▶ [EXERCISE INSTRUCTIONS] Locate the word "Anoo" in the material, then show every line that holds it.
--- Start of LISTED RECORDS ---
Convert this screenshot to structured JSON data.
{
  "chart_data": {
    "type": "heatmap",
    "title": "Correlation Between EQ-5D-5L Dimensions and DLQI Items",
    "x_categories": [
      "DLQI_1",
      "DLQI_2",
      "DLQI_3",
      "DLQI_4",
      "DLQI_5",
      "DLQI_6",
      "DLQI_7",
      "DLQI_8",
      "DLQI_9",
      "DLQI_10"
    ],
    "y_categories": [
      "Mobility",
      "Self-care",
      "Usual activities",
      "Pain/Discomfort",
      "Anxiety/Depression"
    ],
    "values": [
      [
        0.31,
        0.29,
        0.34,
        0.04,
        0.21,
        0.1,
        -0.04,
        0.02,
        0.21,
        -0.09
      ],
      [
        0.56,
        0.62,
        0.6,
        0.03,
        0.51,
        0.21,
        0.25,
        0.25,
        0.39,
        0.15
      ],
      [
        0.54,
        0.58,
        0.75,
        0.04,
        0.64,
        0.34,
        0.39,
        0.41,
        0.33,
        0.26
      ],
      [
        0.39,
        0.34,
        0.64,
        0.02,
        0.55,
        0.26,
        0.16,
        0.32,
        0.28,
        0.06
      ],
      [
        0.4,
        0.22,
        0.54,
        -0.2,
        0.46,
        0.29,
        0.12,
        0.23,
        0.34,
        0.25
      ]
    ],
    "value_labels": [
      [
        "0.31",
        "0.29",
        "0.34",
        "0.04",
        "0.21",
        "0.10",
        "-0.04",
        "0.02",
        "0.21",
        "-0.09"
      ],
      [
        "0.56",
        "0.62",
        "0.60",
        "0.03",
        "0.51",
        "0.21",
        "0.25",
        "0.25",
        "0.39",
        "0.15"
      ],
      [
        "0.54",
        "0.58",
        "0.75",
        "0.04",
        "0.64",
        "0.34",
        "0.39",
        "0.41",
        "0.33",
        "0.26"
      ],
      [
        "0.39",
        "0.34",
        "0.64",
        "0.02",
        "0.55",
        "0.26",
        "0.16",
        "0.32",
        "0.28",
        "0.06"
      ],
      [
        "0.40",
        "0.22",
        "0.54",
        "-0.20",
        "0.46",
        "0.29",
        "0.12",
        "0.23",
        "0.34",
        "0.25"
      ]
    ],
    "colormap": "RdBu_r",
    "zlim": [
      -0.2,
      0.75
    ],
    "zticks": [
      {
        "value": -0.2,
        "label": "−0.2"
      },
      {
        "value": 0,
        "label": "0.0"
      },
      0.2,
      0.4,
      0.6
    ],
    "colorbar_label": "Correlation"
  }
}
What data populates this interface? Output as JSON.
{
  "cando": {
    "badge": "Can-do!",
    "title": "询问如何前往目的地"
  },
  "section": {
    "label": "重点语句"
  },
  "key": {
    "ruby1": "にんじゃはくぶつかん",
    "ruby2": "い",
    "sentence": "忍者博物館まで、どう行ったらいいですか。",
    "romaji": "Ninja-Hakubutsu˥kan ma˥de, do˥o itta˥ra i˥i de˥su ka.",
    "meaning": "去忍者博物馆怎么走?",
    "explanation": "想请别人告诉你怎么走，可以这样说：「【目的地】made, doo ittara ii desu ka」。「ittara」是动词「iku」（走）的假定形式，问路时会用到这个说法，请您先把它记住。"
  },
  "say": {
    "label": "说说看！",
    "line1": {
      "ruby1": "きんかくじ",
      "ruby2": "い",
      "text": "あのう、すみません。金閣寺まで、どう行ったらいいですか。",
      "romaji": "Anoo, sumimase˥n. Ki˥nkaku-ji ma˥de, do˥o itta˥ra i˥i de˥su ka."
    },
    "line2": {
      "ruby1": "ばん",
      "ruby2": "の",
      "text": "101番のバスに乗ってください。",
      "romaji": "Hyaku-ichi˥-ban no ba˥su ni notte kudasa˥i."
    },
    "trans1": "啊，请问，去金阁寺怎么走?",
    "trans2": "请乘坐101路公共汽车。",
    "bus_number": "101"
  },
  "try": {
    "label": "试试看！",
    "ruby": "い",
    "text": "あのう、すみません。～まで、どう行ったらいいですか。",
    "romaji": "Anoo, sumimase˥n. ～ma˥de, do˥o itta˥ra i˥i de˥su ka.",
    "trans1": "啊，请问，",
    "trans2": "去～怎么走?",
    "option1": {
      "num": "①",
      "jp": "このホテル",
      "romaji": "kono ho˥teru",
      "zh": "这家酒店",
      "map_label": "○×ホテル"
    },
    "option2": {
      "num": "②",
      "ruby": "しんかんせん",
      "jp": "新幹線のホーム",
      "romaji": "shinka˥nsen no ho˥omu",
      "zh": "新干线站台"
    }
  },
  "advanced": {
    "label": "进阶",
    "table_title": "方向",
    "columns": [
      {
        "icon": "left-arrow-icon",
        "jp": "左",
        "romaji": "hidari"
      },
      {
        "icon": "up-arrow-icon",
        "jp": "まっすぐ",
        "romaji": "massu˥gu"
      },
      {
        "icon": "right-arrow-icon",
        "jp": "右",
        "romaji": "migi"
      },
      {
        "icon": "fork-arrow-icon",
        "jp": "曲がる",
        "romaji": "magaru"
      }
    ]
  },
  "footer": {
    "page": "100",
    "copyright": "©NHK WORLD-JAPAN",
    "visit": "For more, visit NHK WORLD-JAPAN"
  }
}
--- End of LISTED RECORDS ---
▶ [THE REPLY]
      "romaji": "Anoo, sumimase˥n. Ki˥nkaku-ji ma˥de, do˥o itta˥ra i˥i de˥su ka."
    "romaji": "Anoo, sumimase˥n. ～ma˥de, do˥o itta˥ra i˥i de˥su ka.",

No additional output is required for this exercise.